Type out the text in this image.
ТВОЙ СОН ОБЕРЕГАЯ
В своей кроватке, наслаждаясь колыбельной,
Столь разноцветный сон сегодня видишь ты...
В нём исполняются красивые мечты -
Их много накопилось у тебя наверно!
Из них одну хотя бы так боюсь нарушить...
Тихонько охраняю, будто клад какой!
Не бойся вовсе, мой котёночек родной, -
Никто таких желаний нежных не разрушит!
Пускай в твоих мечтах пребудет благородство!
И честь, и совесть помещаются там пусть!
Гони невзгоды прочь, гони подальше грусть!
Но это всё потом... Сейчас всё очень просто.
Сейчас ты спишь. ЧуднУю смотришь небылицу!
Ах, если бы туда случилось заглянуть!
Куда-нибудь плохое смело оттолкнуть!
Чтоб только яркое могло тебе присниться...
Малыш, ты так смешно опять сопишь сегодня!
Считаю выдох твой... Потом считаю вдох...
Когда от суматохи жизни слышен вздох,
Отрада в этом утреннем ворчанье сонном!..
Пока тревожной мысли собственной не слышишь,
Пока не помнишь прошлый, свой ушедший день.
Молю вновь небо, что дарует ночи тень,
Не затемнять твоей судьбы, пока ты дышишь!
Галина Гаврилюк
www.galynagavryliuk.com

------------

What to produce:
Write the complete data out, exactly as above.

Written response:
Type out the text in this image.
ТВОЙ СОН ОБЕРЕГАЯ
В своей кроватке, наслаждаясь колыбельной,
Столь разноцветный сон сегодня видишь ты...
В нём исполняются красивые мечты -
Их много накопилось у тебя наверно!
Из них одну хотя бы так боюсь нарушить...
Тихонько охраняю, будто клад какой!
Не бойся вовсе, мой котёночек родной, -
Никто таких желаний нежных не разрушит!
Пускай в твоих мечтах пребудет благородство!
И честь, и совесть помещаются там пусть!
Гони невзгоды прочь, гони подальше грусть!
Но это всё потом... Сейчас всё очень просто.
Сейчас ты спишь. ЧуднУю смотришь небылицу!
Ах, если бы туда случилось заглянуть!
Куда-нибудь плохое смело оттолкнуть!
Чтоб только яркое могло тебе присниться...
Малыш, ты так смешно опять сопишь сегодня!
Считаю выдох твой... Потом считаю вдох...
Когда от суматохи жизни слышен вздох,
Отрада в этом утреннем ворчанье сонном!..
Пока тревожной мысли собственной не слышишь,
Пока не помнишь прошлый, свой ушедший день.
Молю вновь небо, что дарует ночи тень,
Не затемнять твоей судьбы, пока ты дышишь!
Галина Гаврилюк
www.galynagavryliuk.com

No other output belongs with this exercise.